私は元々色白で、引っかかれたから赤くなったんだ、と自分を納得させようとしました。でも看護師さんが私の腕を見て言ったんです。「陽性ですね」って。

私は「うわ、最悪だ」って言いました。

⸺実際に精液アレルギーと知ってどうしましたか?

女性の先生が、実は自分は精液アレルギーを扱ったことはない、と明かしたんです。治療法を開発した人がいるらしい、と私が先生に言うと、それを試してみようか、と先生は答えました。こうして私たちは膣内段階チャレンジを行うことにしました。先生は、「じゃあ次の予約のときにたくさん精液を持ってきて。あとは私たちに任せて」と言いました(笑)

パートナーは乗り気でした。彼は私の命を奪う心配なく、ゴムなしでセックスできるようになりたいと思っていたので。こうしてふたりでその処置に臨みました。私は先生のクリニックで、スターラップ(手術台用足掛け)に乗りました。アレルギー専門医がこんなのを持っているとは知りませんでした。おかしいですよね(笑) でも私はオープンな性格なんです、特に医療の場では。だからとにかくやってみました。処置は半日かかりました。希釈した精液を30分おきに投与するんですが、投与の仕方もめちゃくちゃでした。カニューレを使い、重力に逆らって私の膣のなかに押し込むんです。全部は入ってませんでしたよ。でも私にとってこれが初めての経験だったので、まあこんなもんなのかな、と思ってました。処置が終わると先生はこう言いました。「治ってるかもしれませんが、定かではありません。24〜48時間以内にコンドームなしでセックスして確かめて、その結果を教えてください」

Advertisement

⸺それでどうなりました?

処置のあとはふたりともそんなにセックスがしたい気分になれなかったんです。成功するかどうかにかなり重きを置いていたので。だからしばらく先送りにして、制限時間ギリギリになってセックスをしました。処置を終えた自分たちへのごほうびとして、すてきなディナーを予約していたんですけど、その直前に。ふたりとも緊張していました。彼が射精した直後に何も起こらず、私はうれし涙を流しました。でもそれから1時間もしないうちに、私にしてはめずらしく頭痛が始まったんです。私たちはエピペン(アナフィラキシーの症状が出た時に使用し、症状が悪くなるのを抑えるための補助治療剤)があることを確認してから、まず抗ヒスタミン薬を服用し、大丈夫だと自分に言い聞かせました。それから車に乗って、ディナーのお店に向かいました。すると具合が悪くなってしまったんです。呼吸が苦しくて。パニック発作なのか何なのか、自分でもわかりませんでした。

課題 1: 精液アレルギーの体験談から、「私は元々色白で、引っかかれた」から「して確かめて、その結果を教えてください」」までを両端も含めて一字一句そのまま書き写すこと。
課題 2: 精液アレルギーの体験談の続きを、最後の文のあとから書き継ぐこと。
このあとの資料は作業とは関係がない。

データ抜粋:
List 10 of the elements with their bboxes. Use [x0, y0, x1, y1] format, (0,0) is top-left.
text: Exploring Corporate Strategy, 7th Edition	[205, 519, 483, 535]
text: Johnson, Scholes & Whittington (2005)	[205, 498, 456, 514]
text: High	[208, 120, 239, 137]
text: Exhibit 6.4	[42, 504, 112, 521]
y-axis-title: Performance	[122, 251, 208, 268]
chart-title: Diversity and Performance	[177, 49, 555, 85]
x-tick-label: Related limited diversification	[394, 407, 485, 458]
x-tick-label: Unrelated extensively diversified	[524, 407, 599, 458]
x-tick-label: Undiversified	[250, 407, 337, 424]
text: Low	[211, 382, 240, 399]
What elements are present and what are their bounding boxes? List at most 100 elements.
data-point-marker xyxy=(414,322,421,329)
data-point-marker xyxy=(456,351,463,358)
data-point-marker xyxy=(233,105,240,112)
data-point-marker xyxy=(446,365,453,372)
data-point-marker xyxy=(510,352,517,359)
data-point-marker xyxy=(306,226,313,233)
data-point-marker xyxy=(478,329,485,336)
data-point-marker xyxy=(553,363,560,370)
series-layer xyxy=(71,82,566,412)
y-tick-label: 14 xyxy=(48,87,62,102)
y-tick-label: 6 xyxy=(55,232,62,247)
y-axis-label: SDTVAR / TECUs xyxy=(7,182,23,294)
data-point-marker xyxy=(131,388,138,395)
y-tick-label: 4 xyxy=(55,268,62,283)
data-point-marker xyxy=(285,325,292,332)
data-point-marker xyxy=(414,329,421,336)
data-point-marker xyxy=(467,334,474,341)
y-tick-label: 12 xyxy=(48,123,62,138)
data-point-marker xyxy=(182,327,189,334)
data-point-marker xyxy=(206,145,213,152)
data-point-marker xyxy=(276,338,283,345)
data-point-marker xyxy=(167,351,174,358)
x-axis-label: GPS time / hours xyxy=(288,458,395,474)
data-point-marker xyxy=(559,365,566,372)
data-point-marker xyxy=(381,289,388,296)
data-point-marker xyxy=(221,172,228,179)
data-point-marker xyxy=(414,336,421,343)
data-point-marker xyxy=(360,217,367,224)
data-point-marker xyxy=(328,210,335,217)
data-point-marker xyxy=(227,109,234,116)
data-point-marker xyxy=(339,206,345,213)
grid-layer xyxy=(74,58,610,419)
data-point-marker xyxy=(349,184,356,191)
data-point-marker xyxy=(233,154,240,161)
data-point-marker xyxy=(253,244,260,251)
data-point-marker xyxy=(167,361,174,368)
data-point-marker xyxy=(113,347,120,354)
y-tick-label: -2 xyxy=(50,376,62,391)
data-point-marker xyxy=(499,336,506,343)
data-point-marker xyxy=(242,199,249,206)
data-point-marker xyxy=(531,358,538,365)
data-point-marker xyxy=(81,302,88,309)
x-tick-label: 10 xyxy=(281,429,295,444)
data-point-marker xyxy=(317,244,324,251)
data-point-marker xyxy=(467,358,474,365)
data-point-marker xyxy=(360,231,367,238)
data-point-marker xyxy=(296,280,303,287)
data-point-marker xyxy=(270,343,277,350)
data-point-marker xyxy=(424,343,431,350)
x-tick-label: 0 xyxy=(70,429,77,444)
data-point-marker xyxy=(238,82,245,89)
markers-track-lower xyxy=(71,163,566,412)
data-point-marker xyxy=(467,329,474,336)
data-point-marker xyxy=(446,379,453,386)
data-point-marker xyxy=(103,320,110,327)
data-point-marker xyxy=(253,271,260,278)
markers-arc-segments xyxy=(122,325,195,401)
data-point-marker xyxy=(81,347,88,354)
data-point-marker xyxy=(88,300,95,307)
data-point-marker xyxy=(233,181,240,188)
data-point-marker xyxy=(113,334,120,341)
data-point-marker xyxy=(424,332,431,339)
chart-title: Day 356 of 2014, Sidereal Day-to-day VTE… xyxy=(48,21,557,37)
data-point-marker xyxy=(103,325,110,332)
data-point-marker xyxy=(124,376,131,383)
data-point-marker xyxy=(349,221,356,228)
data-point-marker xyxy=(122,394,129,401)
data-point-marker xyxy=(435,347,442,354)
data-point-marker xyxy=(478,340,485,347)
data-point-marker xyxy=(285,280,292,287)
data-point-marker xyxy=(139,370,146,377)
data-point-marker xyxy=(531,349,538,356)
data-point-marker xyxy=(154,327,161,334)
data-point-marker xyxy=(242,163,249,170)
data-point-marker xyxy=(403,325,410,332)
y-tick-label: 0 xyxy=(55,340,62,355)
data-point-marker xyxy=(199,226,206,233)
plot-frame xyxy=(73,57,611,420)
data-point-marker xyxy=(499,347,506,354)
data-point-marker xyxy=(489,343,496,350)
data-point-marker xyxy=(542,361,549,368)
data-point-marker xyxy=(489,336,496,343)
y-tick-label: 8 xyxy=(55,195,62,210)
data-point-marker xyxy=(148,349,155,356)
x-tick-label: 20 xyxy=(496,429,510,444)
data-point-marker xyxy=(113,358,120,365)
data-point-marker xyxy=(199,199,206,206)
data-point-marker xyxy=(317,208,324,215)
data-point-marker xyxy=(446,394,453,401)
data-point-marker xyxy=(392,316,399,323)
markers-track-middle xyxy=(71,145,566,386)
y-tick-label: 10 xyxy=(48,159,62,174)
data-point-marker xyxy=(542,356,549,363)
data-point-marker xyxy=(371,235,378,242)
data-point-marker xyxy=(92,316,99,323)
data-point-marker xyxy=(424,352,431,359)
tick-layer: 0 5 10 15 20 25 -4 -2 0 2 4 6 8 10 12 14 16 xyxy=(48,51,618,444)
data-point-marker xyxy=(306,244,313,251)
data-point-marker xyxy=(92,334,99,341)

回答欄 1:
私は元々色白で、引っかかれたから赤くなったんだ、と自分を納得させようとしました。でも看護師さんが私の腕を見て言ったんです。「陽性ですね」って。

私は「うわ、最悪だ」って言いました。

⸺実際に精液アレルギーと知ってどうしましたか?

女性の先生が、実は自分は精液アレルギーを扱ったことはない、と明かしたんです。治療法を開発した人がいるらしい、と私が先生に言うと、それを試してみようか、と先生は答えました。こうして私たちは膣内段階チャレンジを行うことにしました。先生は、「じゃあ次の予約のときにたくさん精液を持ってきて。あとは私たちに任せて」と言いました(笑)

パートナーは乗り気でした。彼は私の命を奪う心配なく、ゴムなしでセックスできるようになりたいと思っていたので。こうしてふたりでその処置に臨みました。私は先生のクリニックで、スターラップ(手術台用足掛け)に乗りました。アレルギー専門医がこんなのを持っているとは知りませんでした。おかしいですよね(笑) でも私はオープンな性格なんです、特に医療の場では。だからとにかくやってみました。処置は半日かかりました。希釈した精液を30分おきに投与するんですが、投与の仕方もめちゃくちゃでした。カニューレを使い、重力に逆らって私の膣のなかに押し込むんです。全部は入ってませんでしたよ。でも私にとってこれが初めての経験だったので、まあこんなもんなのかな、と思ってました。処置が終わると先生はこう言いました。「治ってるかもしれませんが、定かではありません。24〜48時間以内にコンドームなしでセックスして確かめて、その結果を教えてください」

回答欄 2:
結局、病院に行きたいと言いました。病院に向かう途中、私は会話もできなくなり、喉が締まったような感覚に襲われました。それでもどうにか「路肩に車を寄せて、太ももにエピペンを打ってほしい」と伝えました。彼がそうしてくれたので、すぐに具合は回復しました。それでも検査してもらうために救急科に向かう必要がありました。私たちが暮らす小さな町の病院に歩いていくと、看護師さんにどうしたのか、と訊かれました。ちなみにその看護師さんは大学時代から知ってるセクシーな女性で、明らかにレズビアンだったんですけど(笑) 私は答えました。「アレルギー反応が出てしまったみたいで」

彼女は「何のアレルギー?」と聞いてきましたが、私は泣きながら、金切り声で叫びました。「精液の!」

それが起きたあと、パートナーと私は決めました。二度と私の近くに彼の精液を置かないって。コンドームを使ったり、必要なことは何でもしました。でも子どもをもちたいと思うようになり、専門家による減感作療法を受けたんです。

⸺そして成功したわけですね。

はい。5年後、私が試した処置を開発した先生に会いにいき、もう一度膣内段階チャレンジを行いました。私はかなり懐疑的でしたけど。その先生はカニューレは使いませんでしたね(笑) そして成功したんです。すっかり治療され、パートナーの精液と触れても何の反応も起きなくなったんです。でもそれで終わりじゃありませんでした。

先生は、大体週2回はパートナーの精液と接触する必要があると言いました。みんながアレルギーの注射を定期的に打つのと同じように、私は精液注射が必要なわけです(笑)

当時の私たちは長年連れ添い、ふたりとも30代になろうとしていました。それに、お互い仕事で出張が多かった。だから「そんなことできるか?」って感じで。でも先生は年配の男性で、みんなセックスが大好きだと思ってるようなひとだったから、「まさか! こんな処方をしたら普通はみんな喜ぶのに」って。

私は、アナルへの射精でもOKか、口のなかはどうか、膣以外の射精でも効果は継続するか、みたいな質問をしたんですけど、先生はその答えを知りませんでした。ただ、膣以外の接触でも効果があるというエビデンスはない、と言うばかりで。膣の粘膜は他の組織とは違うことは知っていたので、効果があるかわからないのに他の場所に期待をかけて試すことはしたくないと思ったので、先生の言葉に従いました。

Advertisement

⸺医療上頻繁にセックスをする必要があったものの、ふたりともそこまで乗り気じゃなかったということですが、どのように対処したのでしょうか?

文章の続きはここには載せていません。